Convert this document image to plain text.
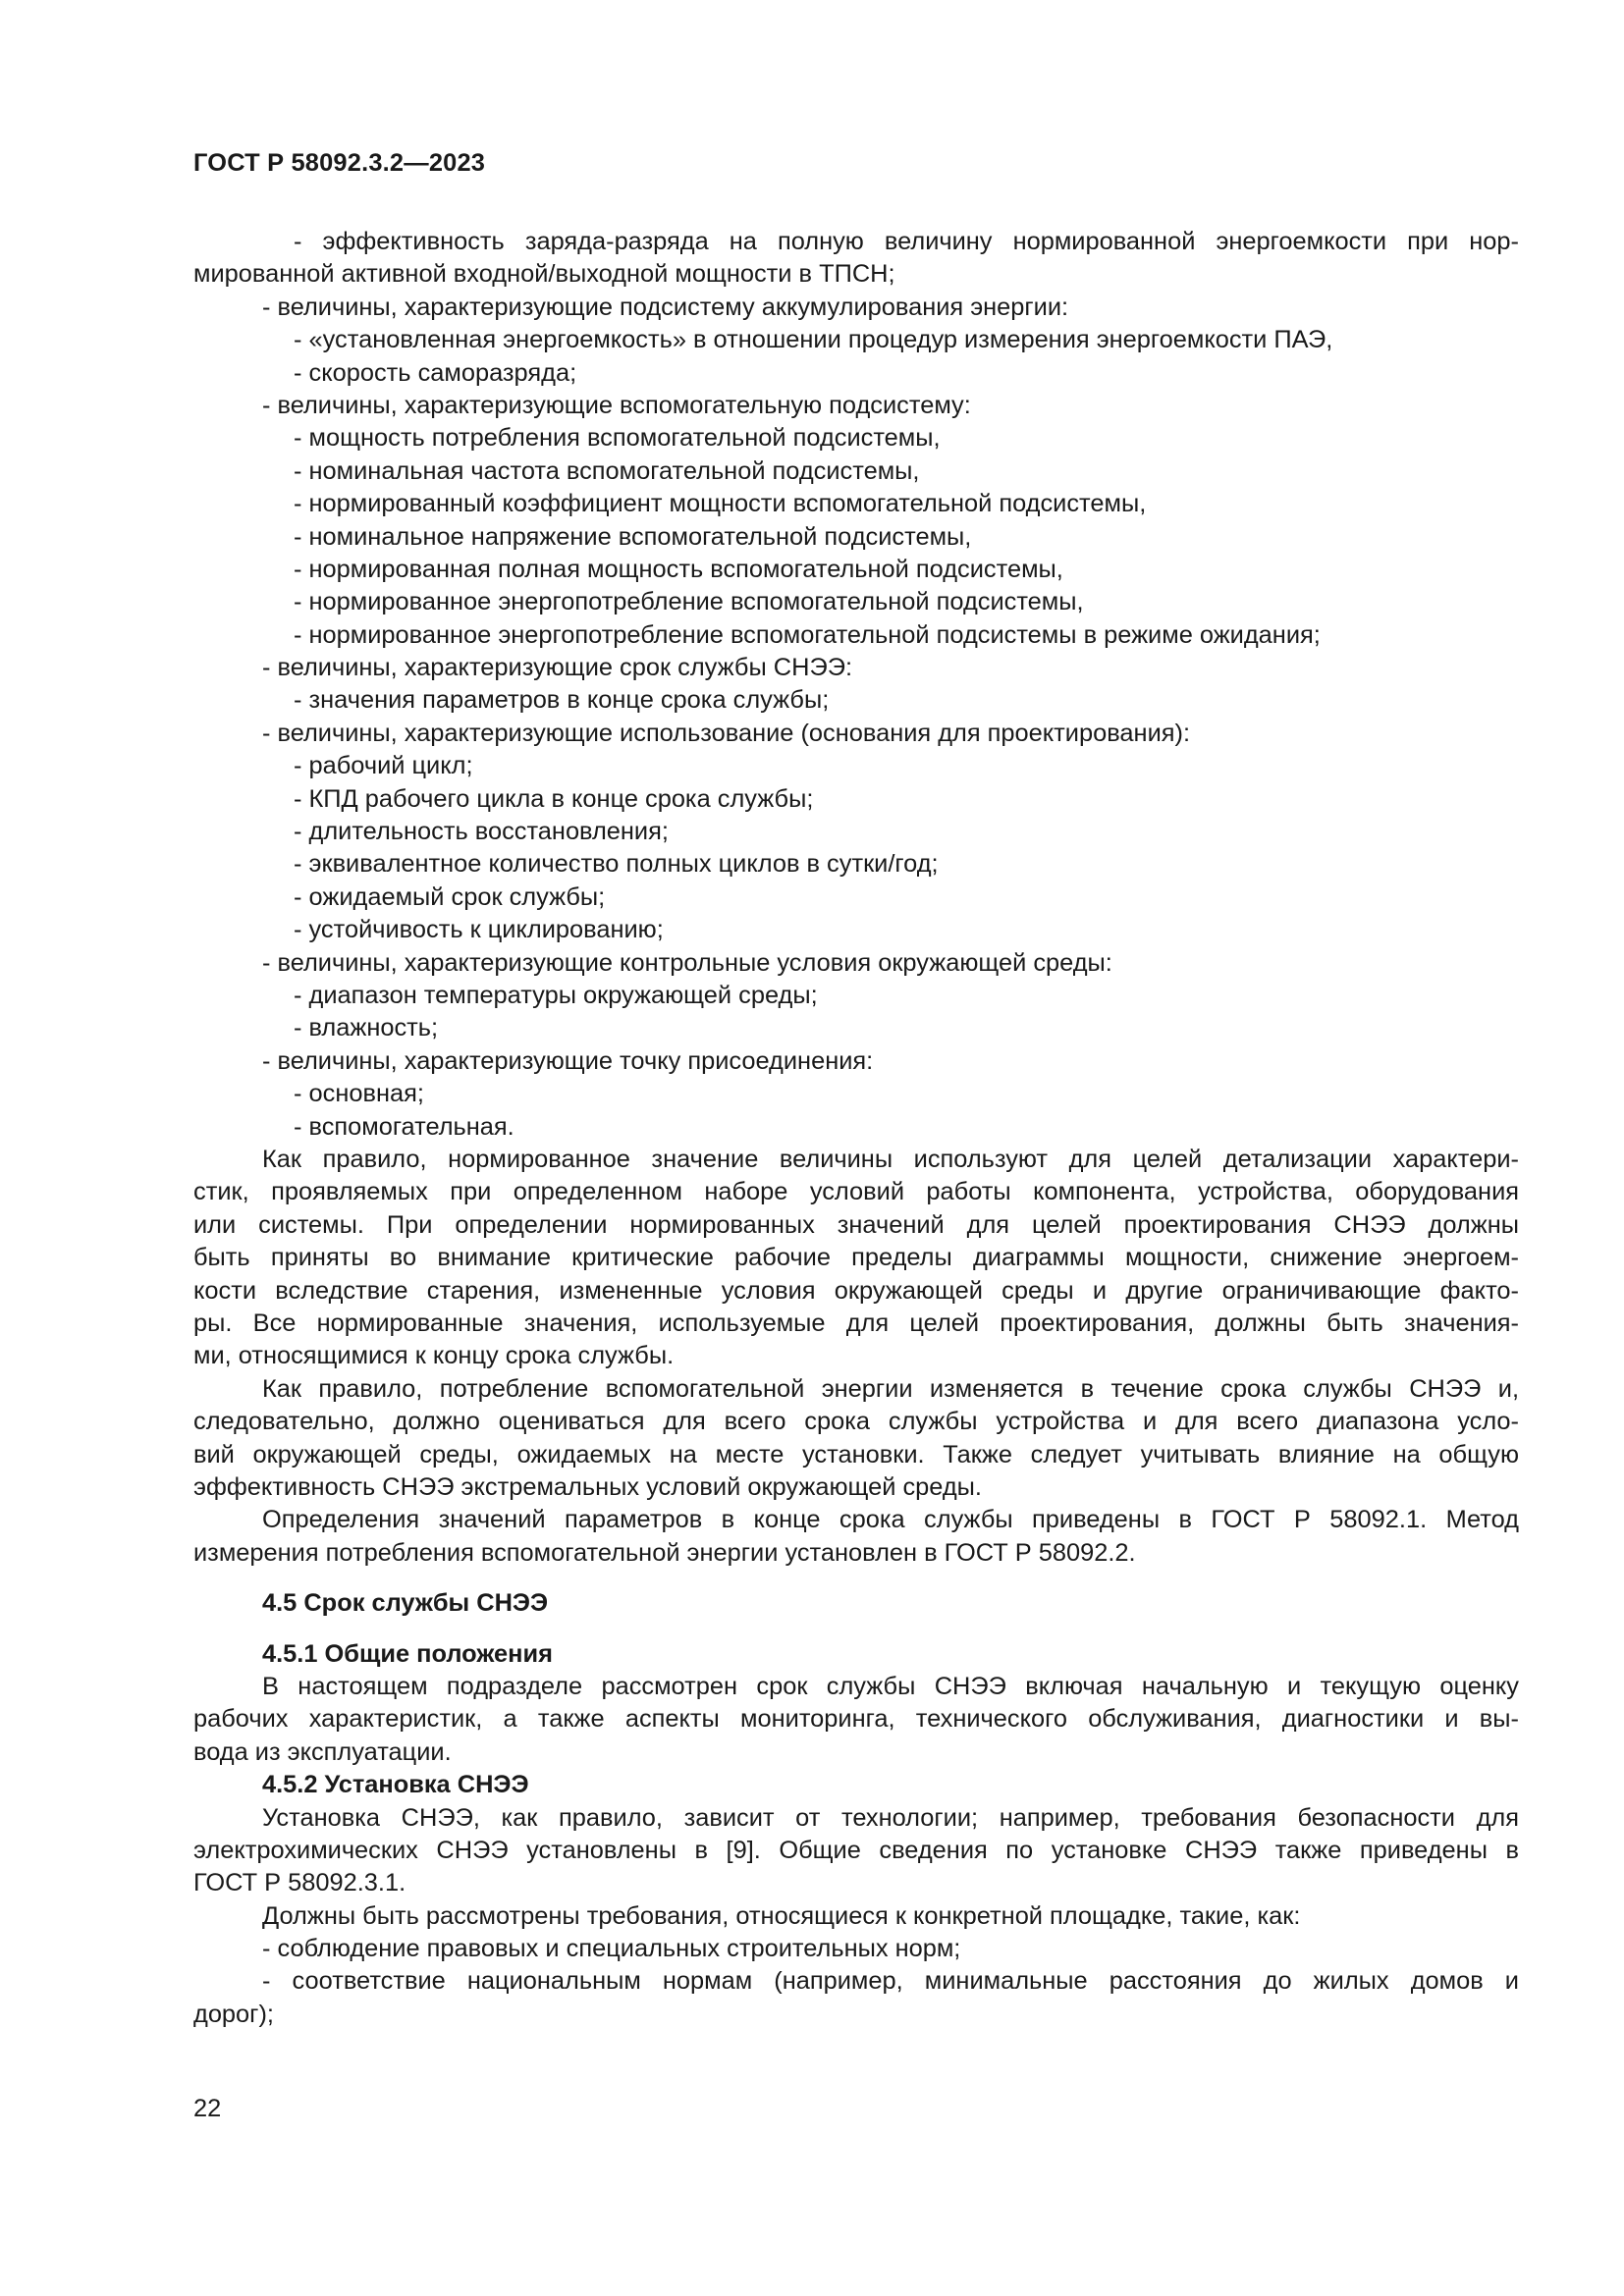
ГОСТ Р 58092.3.2—2023
- эффективность заряда-разряда на полную величину нормированной энергоемкости при нор-
мированной активной входной/выходной мощности в ТПСН;
- величины, характеризующие подсистему аккумулирования энергии:
- «установленная энергоемкость» в отношении процедур измерения энергоемкости ПАЭ,
- скорость саморазряда;
- величины, характеризующие вспомогательную подсистему:
- мощность потребления вспомогательной подсистемы,
- номинальная частота вспомогательной подсистемы,
- нормированный коэффициент мощности вспомогательной подсистемы,
- номинальное напряжение вспомогательной подсистемы,
- нормированная полная мощность вспомогательной подсистемы,
- нормированное энергопотребление вспомогательной подсистемы,
- нормированное энергопотребление вспомогательной подсистемы в режиме ожидания;
- величины, характеризующие срок службы СНЭЭ:
- значения параметров в конце срока службы;
- величины, характеризующие использование (основания для проектирования):
- рабочий цикл;
- КПД рабочего цикла в конце срока службы;
- длительность восстановления;
- эквивалентное количество полных циклов в сутки/год;
- ожидаемый срок службы;
- устойчивость к циклированию;
- величины, характеризующие контрольные условия окружающей среды:
- диапазон температуры окружающей среды;
- влажность;
- величины, характеризующие точку присоединения:
- основная;
- вспомогательная.
Как правило, нормированное значение величины используют для целей детализации характери-
стик, проявляемых при определенном наборе условий работы компонента, устройства, оборудования
или системы. При определении нормированных значений для целей проектирования СНЭЭ должны
быть приняты во внимание критические рабочие пределы диаграммы мощности, снижение энергоем-
кости вследствие старения, измененные условия окружающей среды и другие ограничивающие факто-
ры. Все нормированные значения, используемые для целей проектирования, должны быть значения-
ми, относящимися к концу срока службы.
Как правило, потребление вспомогательной энергии изменяется в течение срока службы СНЭЭ и,
следовательно, должно оцениваться для всего срока службы устройства и для всего диапазона усло-
вий окружающей среды, ожидаемых на месте установки. Также следует учитывать влияние на общую
эффективность СНЭЭ экстремальных условий окружающей среды.
Определения значений параметров в конце срока службы приведены в ГОСТ Р 58092.1. Метод
измерения потребления вспомогательной энергии установлен в ГОСТ Р 58092.2.
4.5 Срок службы СНЭЭ
4.5.1 Общие положения
В настоящем подразделе рассмотрен срок службы СНЭЭ включая начальную и текущую оценку
рабочих характеристик, а также аспекты мониторинга, технического обслуживания, диагностики и вы-
вода из эксплуатации.
4.5.2 Установка СНЭЭ
Установка СНЭЭ, как правило, зависит от технологии; например, требования безопасности для
электрохимических СНЭЭ установлены в [9]. Общие сведения по установке СНЭЭ также приведены в
ГОСТ Р 58092.3.1.
Должны быть рассмотрены требования, относящиеся к конкретной площадке, такие, как:
- соблюдение правовых и специальных строительных норм;
- соответствие национальным нормам (например, минимальные расстояния до жилых домов и
дорог);
22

◆ Short exercise: Where a line of the material above holds the string "окружающей", copy that line.

◆ The response:
- величины, характеризующие контрольные условия окружающей среды:
- диапазон температуры окружающей среды;
кости вследствие старения, измененные условия окружающей среды и другие ограничивающие факто-
вий окружающей среды, ожидаемых на месте установки. Также следует учитывать влияние на общую
эффективность СНЭЭ экстремальных условий окружающей среды.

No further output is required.